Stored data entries
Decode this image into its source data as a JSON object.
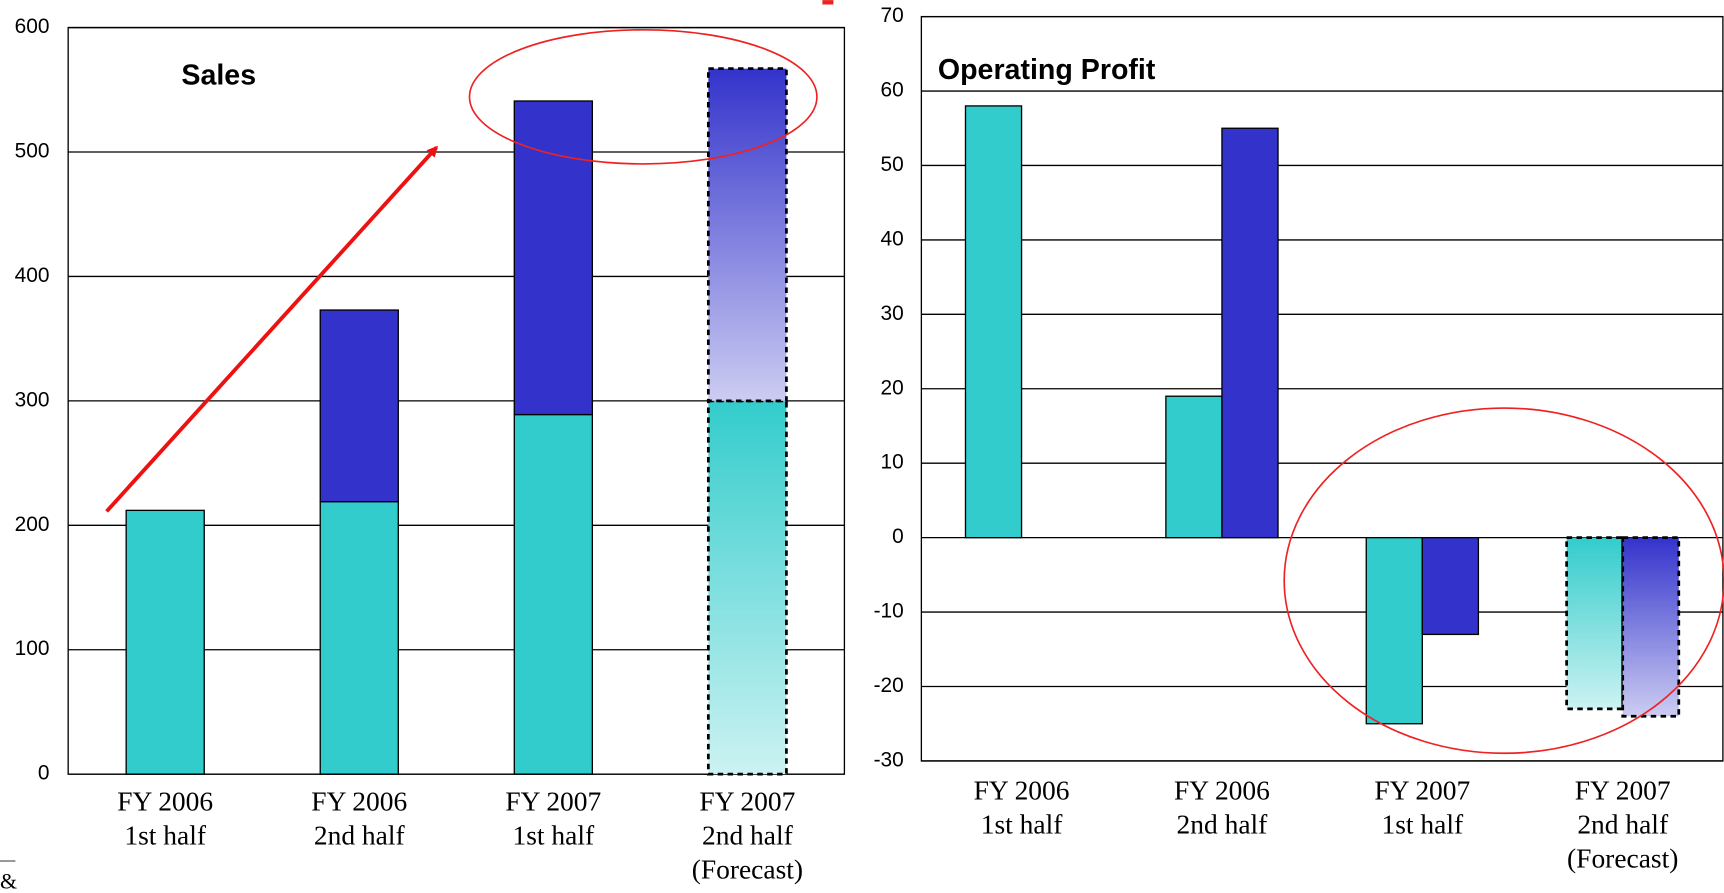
{
  "chart_data": [
    {
      "type": "bar",
      "stacked": true,
      "title": "Sales",
      "categories": [
        "FY 2006\n1st half",
        "FY 2006\n2nd half",
        "FY 2007\n1st half",
        "FY 2007\n2nd half\n(Forecast)"
      ],
      "forecast": [
        false,
        false,
        false,
        true
      ],
      "series": [
        {
          "color": "#33cccc",
          "values": [
            212,
            219,
            289,
            300
          ]
        },
        {
          "color": "#3333cc",
          "values": [
            null,
            154,
            252,
            267
          ]
        }
      ],
      "ylim": [
        0,
        600
      ],
      "yticks": [
        0,
        100,
        200,
        300,
        400,
        500,
        600
      ],
      "grid": true
    },
    {
      "type": "bar",
      "stacked": false,
      "title": "Operating Profit",
      "categories": [
        "FY 2006\n1st half",
        "FY 2006\n2nd half",
        "FY 2007\n1st half",
        "FY 2007\n2nd half\n(Forecast)"
      ],
      "forecast": [
        false,
        false,
        false,
        true
      ],
      "series": [
        {
          "color": "#33cccc",
          "values": [
            58,
            19,
            -25,
            -23
          ]
        },
        {
          "color": "#3333cc",
          "values": [
            null,
            55,
            -13,
            -24
          ]
        }
      ],
      "ylim": [
        -30,
        70
      ],
      "yticks": [
        -30,
        -20,
        -10,
        0,
        10,
        20,
        30,
        40,
        50,
        60,
        70
      ],
      "grid": true
    }
  ],
  "footer_fragment": "&"
}
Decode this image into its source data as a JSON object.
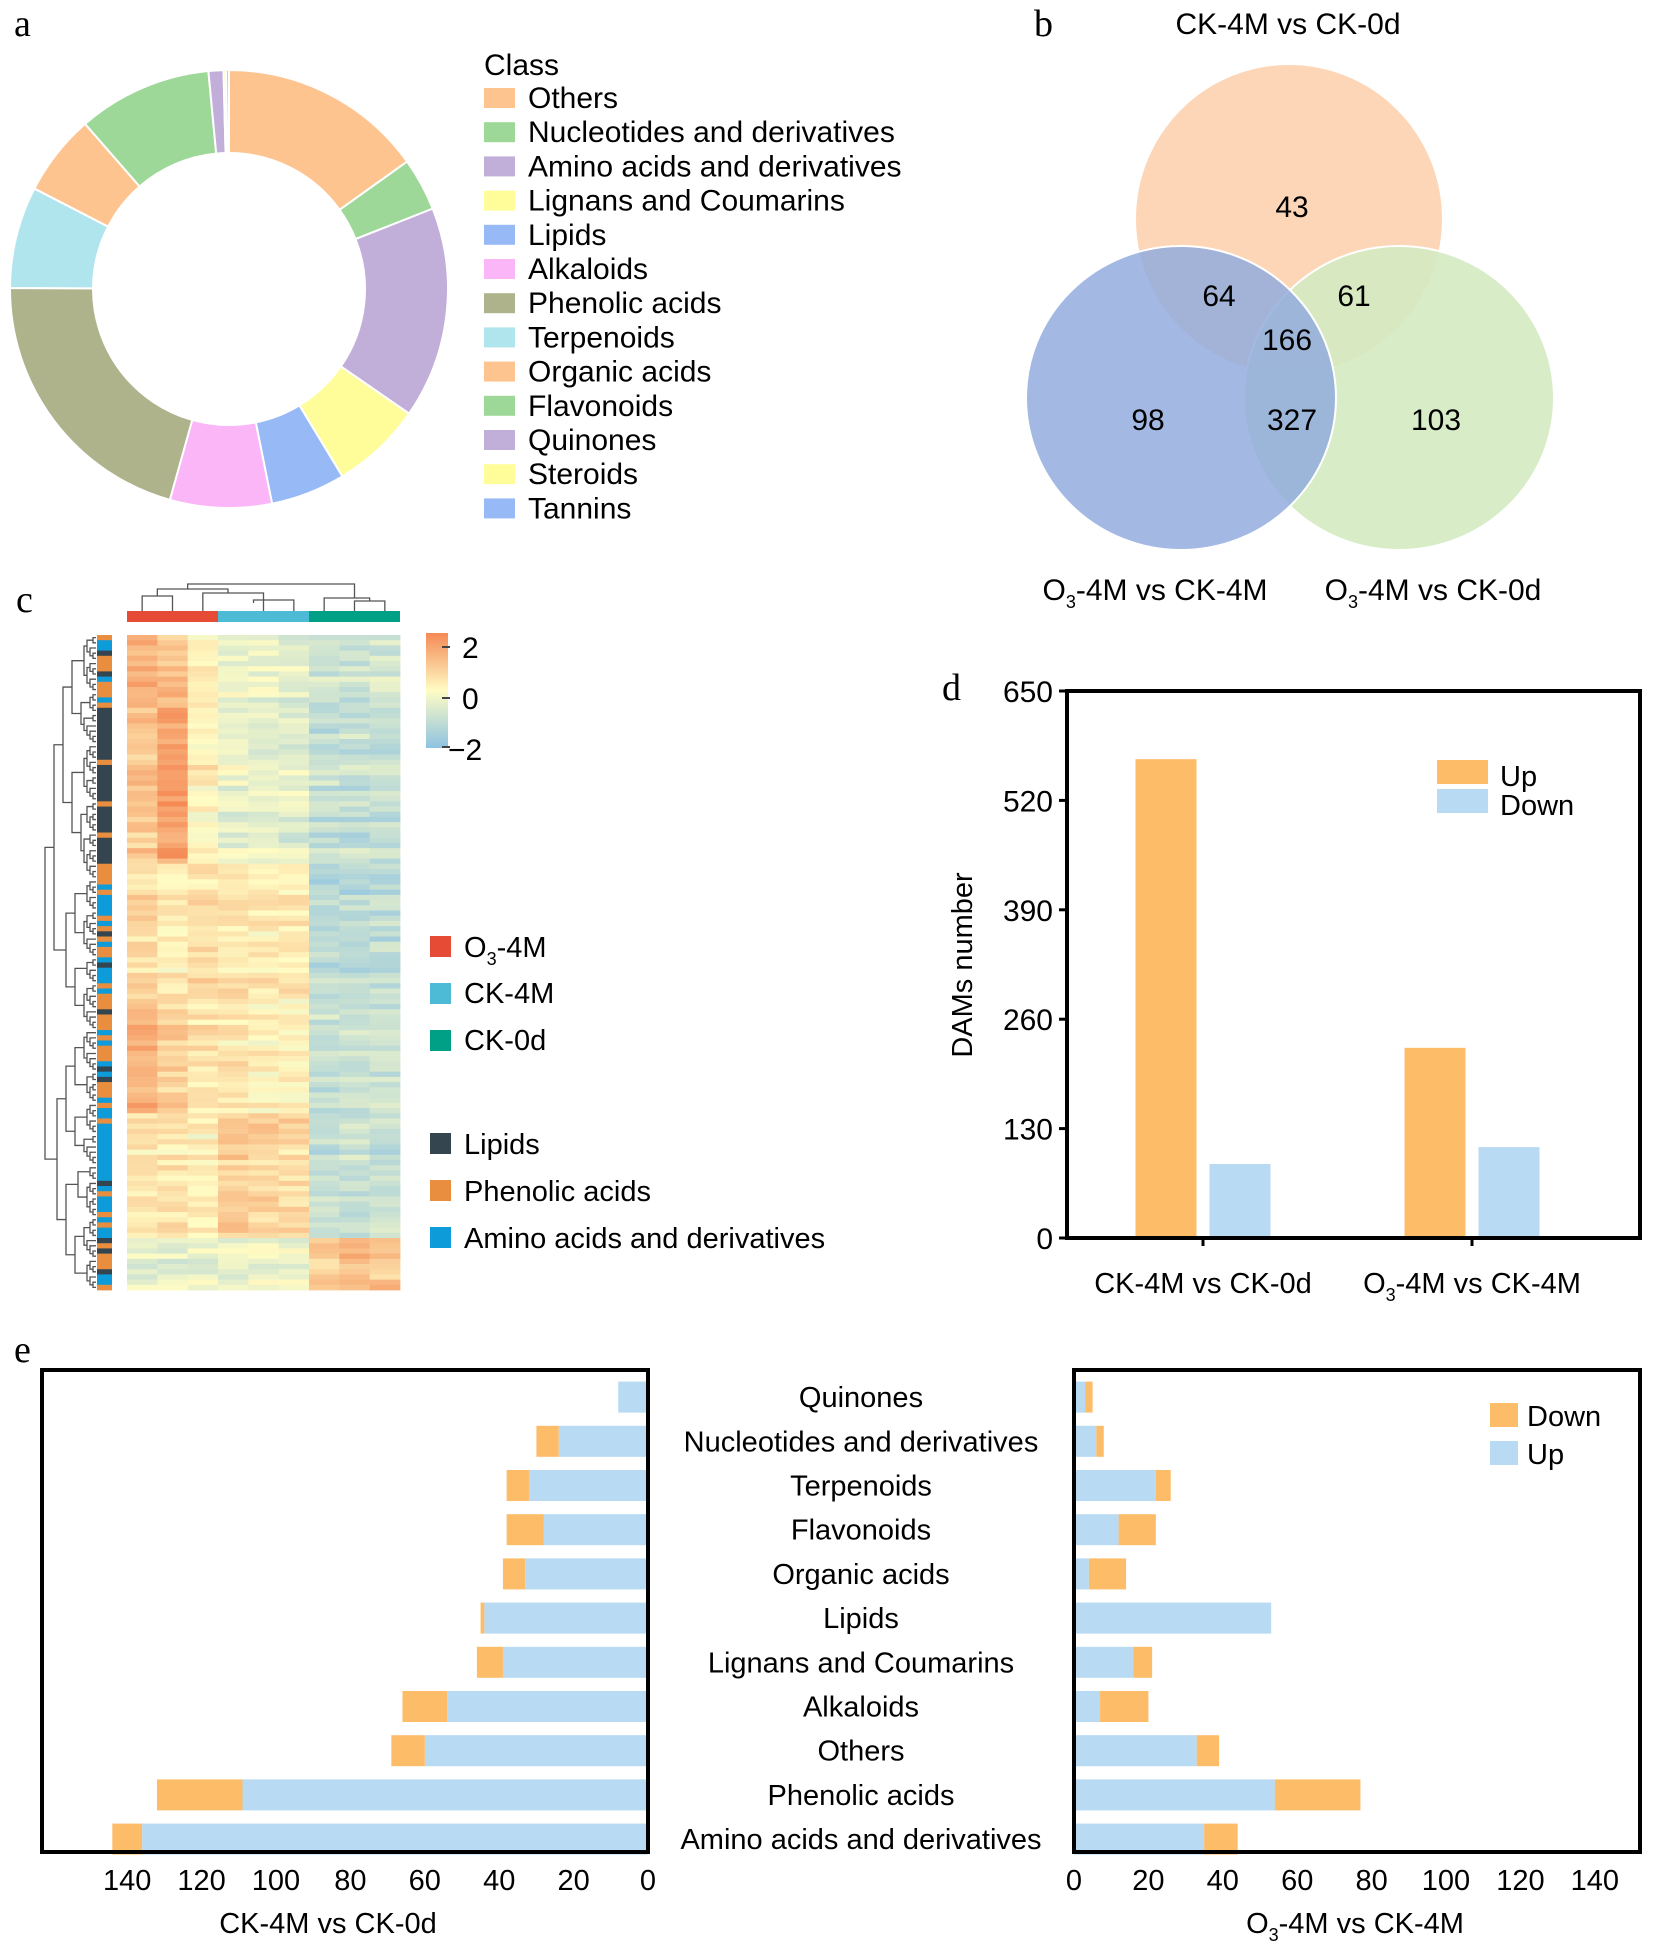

(Short task):
Repeat the preceding records precisely, and leave every picture out of the copy.

(Task result):
Decode this image into its source data as a JSON object.
{
  "chart_data": [
    {
      "type": "bar",
      "stacked": true,
      "title": "Sales",
      "categories": [
        "FY 2006\n1st half",
        "FY 2006\n2nd half",
        "FY 2007\n1st half",
        "FY 2007\n2nd half\n(Forecast)"
      ],
      "forecast": [
        false,
        false,
        false,
        true
      ],
      "series": [
        {
          "color": "#33cccc",
          "values": [
            212,
            219,
            289,
            300
          ]
        },
        {
          "color": "#3333cc",
          "values": [
            null,
            154,
            252,
            267
          ]
        }
      ],
      "ylim": [
        0,
        600
      ],
      "yticks": [
        0,
        100,
        200,
        300,
        400,
        500,
        600
      ],
      "grid": true
    },
    {
      "type": "bar",
      "stacked": false,
      "title": "Operating Profit",
      "categories": [
        "FY 2006\n1st half",
        "FY 2006\n2nd half",
        "FY 2007\n1st half",
        "FY 2007\n2nd half\n(Forecast)"
      ],
      "forecast": [
        false,
        false,
        false,
        true
      ],
      "series": [
        {
          "color": "#33cccc",
          "values": [
            58,
            19,
            -25,
            -23
          ]
        },
        {
          "color": "#3333cc",
          "values": [
            null,
            55,
            -13,
            -24
          ]
        }
      ],
      "ylim": [
        -30,
        70
      ],
      "yticks": [
        -30,
        -20,
        -10,
        0,
        10,
        20,
        30,
        40,
        50,
        60,
        70
      ],
      "grid": true
    }
  ],
  "footer_fragment": "&"
}
Decode this image into its source data as a JSON object.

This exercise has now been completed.